### Task to carry out
Identify the lines that contain the word "未成形板", then copy them.

### Input for this task

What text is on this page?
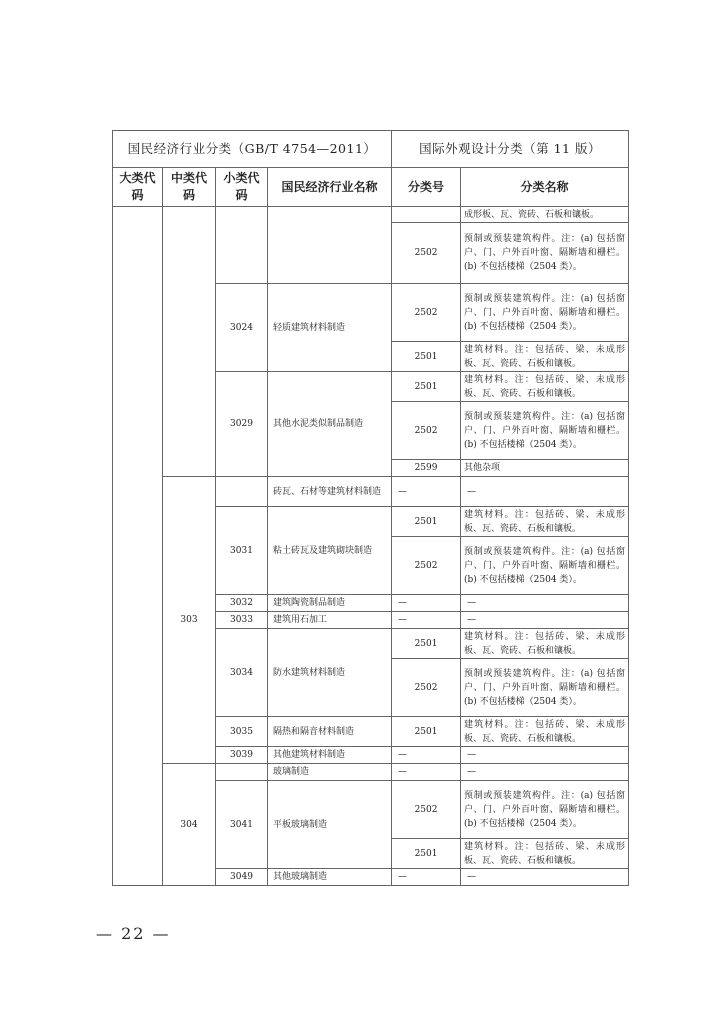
国民经济行业分类（GB/T 4754—2011）				国际外观设计分类（第 11 版）	
大类代码	中类代码	小类代码	国民经济行业名称	分类号	分类名称
					成形板、瓦、瓷砖、石板和镶板。
				2502	预制或预装建筑构件。注：(a) 包括窗户、门、户外百叶窗、隔断墙和栅栏。(b) 不包括楼梯（2504 类）。
		3024	轻质建筑材料制造	2502	预制或预装建筑构件。注：(a) 包括窗户、门、户外百叶窗、隔断墙和栅栏。(b) 不包括楼梯（2504 类）。
				2501	建筑材料。注：包括砖、梁、未成形板、瓦、瓷砖、石板和镶板。
		3029	其他水泥类似制品制造	2501	建筑材料。注：包括砖、梁、未成形板、瓦、瓷砖、石板和镶板。
				2502	预制或预装建筑构件。注：(a) 包括窗户、门、户外百叶窗、隔断墙和栅栏。(b) 不包括楼梯（2504 类）。
				2599	其他杂项
	303		砖瓦、石材等建筑材料制造	—	—
		3031	粘土砖瓦及建筑砌块制造	2501	建筑材料。注：包括砖、梁、未成形板、瓦、瓷砖、石板和镶板。
				2502	预制或预装建筑构件。注：(a) 包括窗户、门、户外百叶窗、隔断墙和栅栏。(b) 不包括楼梯（2504 类）。
		3032	建筑陶瓷制品制造	—	—
		3033	建筑用石加工	—	—
		3034	防水建筑材料制造	2501	建筑材料。注：包括砖、梁、未成形板、瓦、瓷砖、石板和镶板。
				2502	预制或预装建筑构件。注：(a) 包括窗户、门、户外百叶窗、隔断墙和栅栏。(b) 不包括楼梯（2504 类）。
		3035	隔热和隔音材料制造	2501	建筑材料。注：包括砖、梁、未成形板、瓦、瓷砖、石板和镶板。
		3039	其他建筑材料制造	—	—
	304		玻璃制造	—	—
		3041	平板玻璃制造	2502	预制或预装建筑构件。注：(a) 包括窗户、门、户外百叶窗、隔断墙和栅栏。(b) 不包括楼梯（2504 类）。
				2501	建筑材料。注：包括砖、梁、未成形板、瓦、瓷砖、石板和镶板。
		3049	其他玻璃制造	—	—
— 22 —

### Complete output
				2501	建筑材料。注：包括砖、梁、未成形板、瓦、瓷砖、石板和镶板。
		3029	其他水泥类似制品制造	2501	建筑材料。注：包括砖、梁、未成形板、瓦、瓷砖、石板和镶板。
		3031	粘土砖瓦及建筑砌块制造	2501	建筑材料。注：包括砖、梁、未成形板、瓦、瓷砖、石板和镶板。
		3034	防水建筑材料制造	2501	建筑材料。注：包括砖、梁、未成形板、瓦、瓷砖、石板和镶板。
		3035	隔热和隔音材料制造	2501	建筑材料。注：包括砖、梁、未成形板、瓦、瓷砖、石板和镶板。
				2501	建筑材料。注：包括砖、梁、未成形板、瓦、瓷砖、石板和镶板。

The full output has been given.